Each line of the material must be repeated precisely, with the pictures left out.

Dataset excerpts:
◆ ◆ ◆ ◆ ◆
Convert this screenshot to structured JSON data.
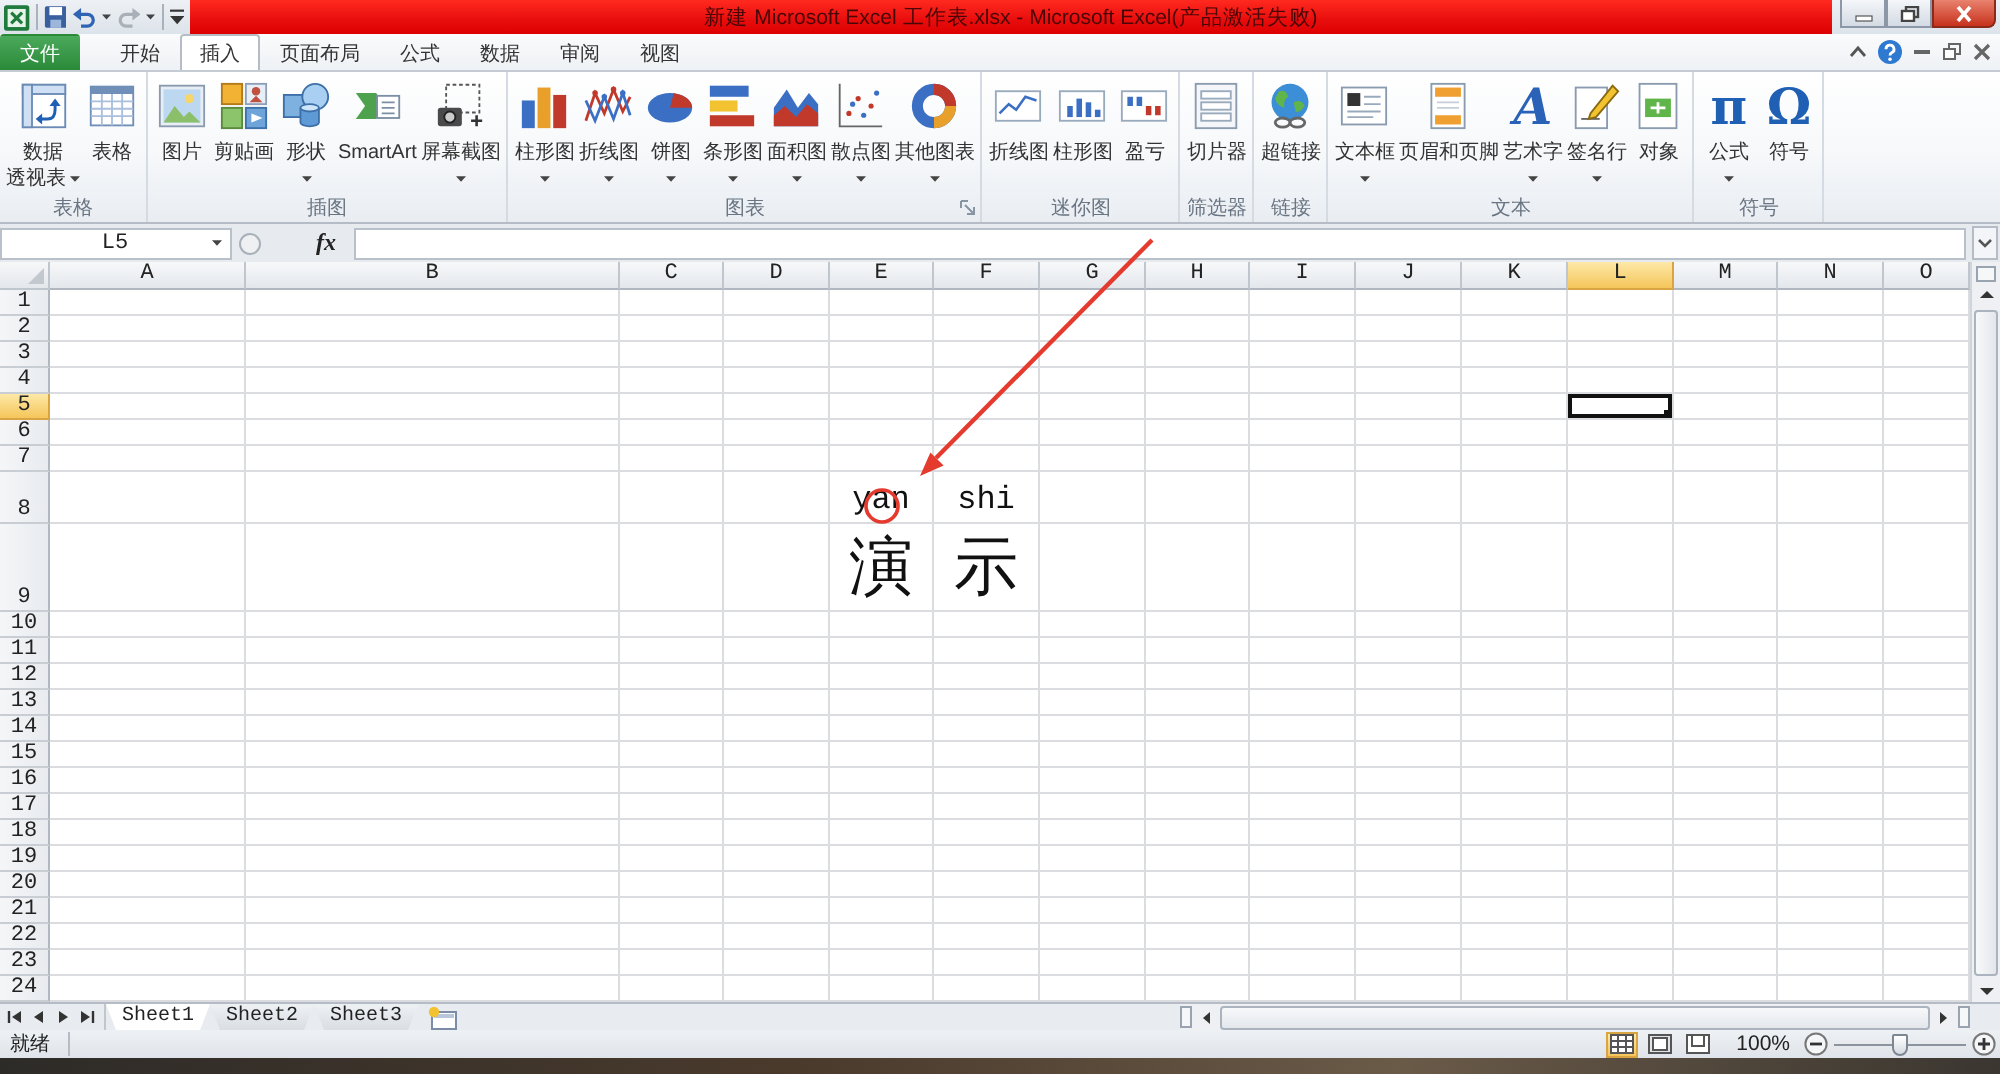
{
  "window": {
    "title": "新建 Microsoft Excel 工作表.xlsx - Microsoft Excel(产品激活失败)"
  },
  "quick_access": [
    {
      "disabled": false
    },
    {
      "disabled": false
    },
    {
      "disabled": true
    }
  ],
  "ribbon_tabs": [
    {
      "label": "文件",
      "kind": "file",
      "selected": false
    },
    {
      "label": "开始",
      "kind": "tab",
      "selected": false
    },
    {
      "label": "插入",
      "kind": "tab",
      "selected": true
    },
    {
      "label": "页面布局",
      "kind": "tab",
      "selected": false
    },
    {
      "label": "公式",
      "kind": "tab",
      "selected": false
    },
    {
      "label": "数据",
      "kind": "tab",
      "selected": false
    },
    {
      "label": "审阅",
      "kind": "tab",
      "selected": false
    },
    {
      "label": "视图",
      "kind": "tab",
      "selected": false
    }
  ],
  "ribbon_groups": [
    {
      "label": "表格",
      "buttons": [
        {
          "lines": [
            "数据",
            "透视表"
          ],
          "dropdown": true
        },
        {
          "lines": [
            "表格"
          ]
        }
      ]
    },
    {
      "label": "插图",
      "buttons": [
        {
          "lines": [
            "图片"
          ]
        },
        {
          "lines": [
            "剪贴画"
          ]
        },
        {
          "lines": [
            "形状"
          ],
          "dropdown": true
        },
        {
          "lines": [
            "SmartArt"
          ]
        },
        {
          "lines": [
            "屏幕截图"
          ],
          "dropdown": true
        }
      ]
    },
    {
      "label": "图表",
      "launcher": true,
      "buttons": [
        {
          "lines": [
            "柱形图"
          ],
          "dropdown": true
        },
        {
          "lines": [
            "折线图"
          ],
          "dropdown": true
        },
        {
          "lines": [
            "饼图"
          ],
          "dropdown": true
        },
        {
          "lines": [
            "条形图"
          ],
          "dropdown": true
        },
        {
          "lines": [
            "面积图"
          ],
          "dropdown": true
        },
        {
          "lines": [
            "散点图"
          ],
          "dropdown": true
        },
        {
          "lines": [
            "其他图表"
          ],
          "dropdown": true
        }
      ]
    },
    {
      "label": "迷你图",
      "buttons": [
        {
          "lines": [
            "折线图"
          ]
        },
        {
          "lines": [
            "柱形图"
          ]
        },
        {
          "lines": [
            "盈亏"
          ]
        }
      ]
    },
    {
      "label": "筛选器",
      "buttons": [
        {
          "lines": [
            "切片器"
          ]
        }
      ]
    },
    {
      "label": "链接",
      "buttons": [
        {
          "lines": [
            "超链接"
          ]
        }
      ]
    },
    {
      "label": "文本",
      "buttons": [
        {
          "lines": [
            "文本框"
          ],
          "dropdown": true
        },
        {
          "lines": [
            "页眉和页脚"
          ]
        },
        {
          "lines": [
            "艺术字"
          ],
          "dropdown": true,
          "glyph": "A"
        },
        {
          "lines": [
            "签名行"
          ],
          "dropdown": true
        },
        {
          "lines": [
            "对象"
          ]
        }
      ]
    },
    {
      "label": "符号",
      "buttons": [
        {
          "lines": [
            "公式"
          ],
          "dropdown": true,
          "glyph": "π"
        },
        {
          "lines": [
            "符号"
          ],
          "glyph": "Ω"
        }
      ]
    }
  ],
  "name_box": "L5",
  "function_button": "fx",
  "columns": [
    {
      "label": "A",
      "selected": false
    },
    {
      "label": "B",
      "selected": false
    },
    {
      "label": "C",
      "selected": false
    },
    {
      "label": "D",
      "selected": false
    },
    {
      "label": "E",
      "selected": false
    },
    {
      "label": "F",
      "selected": false
    },
    {
      "label": "G",
      "selected": false
    },
    {
      "label": "H",
      "selected": false
    },
    {
      "label": "I",
      "selected": false
    },
    {
      "label": "J",
      "selected": false
    },
    {
      "label": "K",
      "selected": false
    },
    {
      "label": "L",
      "selected": true
    },
    {
      "label": "M",
      "selected": false
    },
    {
      "label": "N",
      "selected": false
    },
    {
      "label": "O",
      "selected": false
    }
  ],
  "rows": [
    {
      "label": "1",
      "selected": false
    },
    {
      "label": "2",
      "selected": false
    },
    {
      "label": "3",
      "selected": false
    },
    {
      "label": "4",
      "selected": false
    },
    {
      "label": "5",
      "selected": true
    },
    {
      "label": "6",
      "selected": false
    },
    {
      "label": "7",
      "selected": false
    },
    {
      "label": "8",
      "selected": false,
      "cells": [
        {},
        {},
        {},
        {},
        {
          "text": "yan",
          "kind": "phonetic"
        },
        {
          "text": "shi",
          "kind": "phonetic"
        }
      ]
    },
    {
      "label": "9",
      "selected": false,
      "cells": [
        {},
        {},
        {},
        {},
        {
          "text": "演",
          "kind": "large"
        },
        {
          "text": "示",
          "kind": "large"
        }
      ]
    },
    {
      "label": "10",
      "selected": false
    },
    {
      "label": "11",
      "selected": false
    },
    {
      "label": "12",
      "selected": false
    },
    {
      "label": "13",
      "selected": false
    },
    {
      "label": "14",
      "selected": false
    },
    {
      "label": "15",
      "selected": false
    },
    {
      "label": "16",
      "selected": false
    },
    {
      "label": "17",
      "selected": false
    },
    {
      "label": "18",
      "selected": false
    },
    {
      "label": "19",
      "selected": false
    },
    {
      "label": "20",
      "selected": false
    },
    {
      "label": "21",
      "selected": false
    },
    {
      "label": "22",
      "selected": false
    },
    {
      "label": "23",
      "selected": false
    },
    {
      "label": "24",
      "selected": false
    }
  ],
  "sheet_tabs": [
    {
      "label": "Sheet1",
      "selected": true
    },
    {
      "label": "Sheet2",
      "selected": false
    },
    {
      "label": "Sheet3",
      "selected": false
    }
  ],
  "status_bar": {
    "text": "就绪",
    "views": [
      {
        "selected": true
      },
      {
        "selected": false
      },
      {
        "selected": false
      }
    ],
    "zoom": "100%",
    "zoom_slider": {
      "level": 0.5
    }
  }
}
◆ ◆ ◆ ◆ ◆
● **OUTPUT**:
Convert this screenshot to structured JSON data.
{
  "window": {
    "title": "新建 Microsoft Excel 工作表.xlsx - Microsoft Excel(产品激活失败)"
  },
  "quick_access": [
    {
      "disabled": false
    },
    {
      "disabled": false
    },
    {
      "disabled": true
    }
  ],
  "ribbon_tabs": [
    {
      "label": "文件",
      "kind": "file",
      "selected": false
    },
    {
      "label": "开始",
      "kind": "tab",
      "selected": false
    },
    {
      "label": "插入",
      "kind": "tab",
      "selected": true
    },
    {
      "label": "页面布局",
      "kind": "tab",
      "selected": false
    },
    {
      "label": "公式",
      "kind": "tab",
      "selected": false
    },
    {
      "label": "数据",
      "kind": "tab",
      "selected": false
    },
    {
      "label": "审阅",
      "kind": "tab",
      "selected": false
    },
    {
      "label": "视图",
      "kind": "tab",
      "selected": false
    }
  ],
  "ribbon_groups": [
    {
      "label": "表格",
      "buttons": [
        {
          "lines": [
            "数据",
            "透视表"
          ],
          "dropdown": true
        },
        {
          "lines": [
            "表格"
          ]
        }
      ]
    },
    {
      "label": "插图",
      "buttons": [
        {
          "lines": [
            "图片"
          ]
        },
        {
          "lines": [
            "剪贴画"
          ]
        },
        {
          "lines": [
            "形状"
          ],
          "dropdown": true
        },
        {
          "lines": [
            "SmartArt"
          ]
        },
        {
          "lines": [
            "屏幕截图"
          ],
          "dropdown": true
        }
      ]
    },
    {
      "label": "图表",
      "launcher": true,
      "buttons": [
        {
          "lines": [
            "柱形图"
          ],
          "dropdown": true
        },
        {
          "lines": [
            "折线图"
          ],
          "dropdown": true
        },
        {
          "lines": [
            "饼图"
          ],
          "dropdown": true
        },
        {
          "lines": [
            "条形图"
          ],
          "dropdown": true
        },
        {
          "lines": [
            "面积图"
          ],
          "dropdown": true
        },
        {
          "lines": [
            "散点图"
          ],
          "dropdown": true
        },
        {
          "lines": [
            "其他图表"
          ],
          "dropdown": true
        }
      ]
    },
    {
      "label": "迷你图",
      "buttons": [
        {
          "lines": [
            "折线图"
          ]
        },
        {
          "lines": [
            "柱形图"
          ]
        },
        {
          "lines": [
            "盈亏"
          ]
        }
      ]
    },
    {
      "label": "筛选器",
      "buttons": [
        {
          "lines": [
            "切片器"
          ]
        }
      ]
    },
    {
      "label": "链接",
      "buttons": [
        {
          "lines": [
            "超链接"
          ]
        }
      ]
    },
    {
      "label": "文本",
      "buttons": [
        {
          "lines": [
            "文本框"
          ],
          "dropdown": true
        },
        {
          "lines": [
            "页眉和页脚"
          ]
        },
        {
          "lines": [
            "艺术字"
          ],
          "dropdown": true,
          "glyph": "A"
        },
        {
          "lines": [
            "签名行"
          ],
          "dropdown": true
        },
        {
          "lines": [
            "对象"
          ]
        }
      ]
    },
    {
      "label": "符号",
      "buttons": [
        {
          "lines": [
            "公式"
          ],
          "dropdown": true,
          "glyph": "π"
        },
        {
          "lines": [
            "符号"
          ],
          "glyph": "Ω"
        }
      ]
    }
  ],
  "name_box": "L5",
  "function_button": "fx",
  "columns": [
    {
      "label": "A",
      "selected": false
    },
    {
      "label": "B",
      "selected": false
    },
    {
      "label": "C",
      "selected": false
    },
    {
      "label": "D",
      "selected": false
    },
    {
      "label": "E",
      "selected": false
    },
    {
      "label": "F",
      "selected": false
    },
    {
      "label": "G",
      "selected": false
    },
    {
      "label": "H",
      "selected": false
    },
    {
      "label": "I",
      "selected": false
    },
    {
      "label": "J",
      "selected": false
    },
    {
      "label": "K",
      "selected": false
    },
    {
      "label": "L",
      "selected": true
    },
    {
      "label": "M",
      "selected": false
    },
    {
      "label": "N",
      "selected": false
    },
    {
      "label": "O",
      "selected": false
    }
  ],
  "rows": [
    {
      "label": "1",
      "selected": false
    },
    {
      "label": "2",
      "selected": false
    },
    {
      "label": "3",
      "selected": false
    },
    {
      "label": "4",
      "selected": false
    },
    {
      "label": "5",
      "selected": true
    },
    {
      "label": "6",
      "selected": false
    },
    {
      "label": "7",
      "selected": false
    },
    {
      "label": "8",
      "selected": false,
      "cells": [
        {},
        {},
        {},
        {},
        {
          "text": "yan",
          "kind": "phonetic"
        },
        {
          "text": "shi",
          "kind": "phonetic"
        }
      ]
    },
    {
      "label": "9",
      "selected": false,
      "cells": [
        {},
        {},
        {},
        {},
        {
          "text": "演",
          "kind": "large"
        },
        {
          "text": "示",
          "kind": "large"
        }
      ]
    },
    {
      "label": "10",
      "selected": false
    },
    {
      "label": "11",
      "selected": false
    },
    {
      "label": "12",
      "selected": false
    },
    {
      "label": "13",
      "selected": false
    },
    {
      "label": "14",
      "selected": false
    },
    {
      "label": "15",
      "selected": false
    },
    {
      "label": "16",
      "selected": false
    },
    {
      "label": "17",
      "selected": false
    },
    {
      "label": "18",
      "selected": false
    },
    {
      "label": "19",
      "selected": false
    },
    {
      "label": "20",
      "selected": false
    },
    {
      "label": "21",
      "selected": false
    },
    {
      "label": "22",
      "selected": false
    },
    {
      "label": "23",
      "selected": false
    },
    {
      "label": "24",
      "selected": false
    }
  ],
  "sheet_tabs": [
    {
      "label": "Sheet1",
      "selected": true
    },
    {
      "label": "Sheet2",
      "selected": false
    },
    {
      "label": "Sheet3",
      "selected": false
    }
  ],
  "status_bar": {
    "text": "就绪",
    "views": [
      {
        "selected": true
      },
      {
        "selected": false
      },
      {
        "selected": false
      }
    ],
    "zoom": "100%",
    "zoom_slider": {
      "level": 0.5
    }
  }
}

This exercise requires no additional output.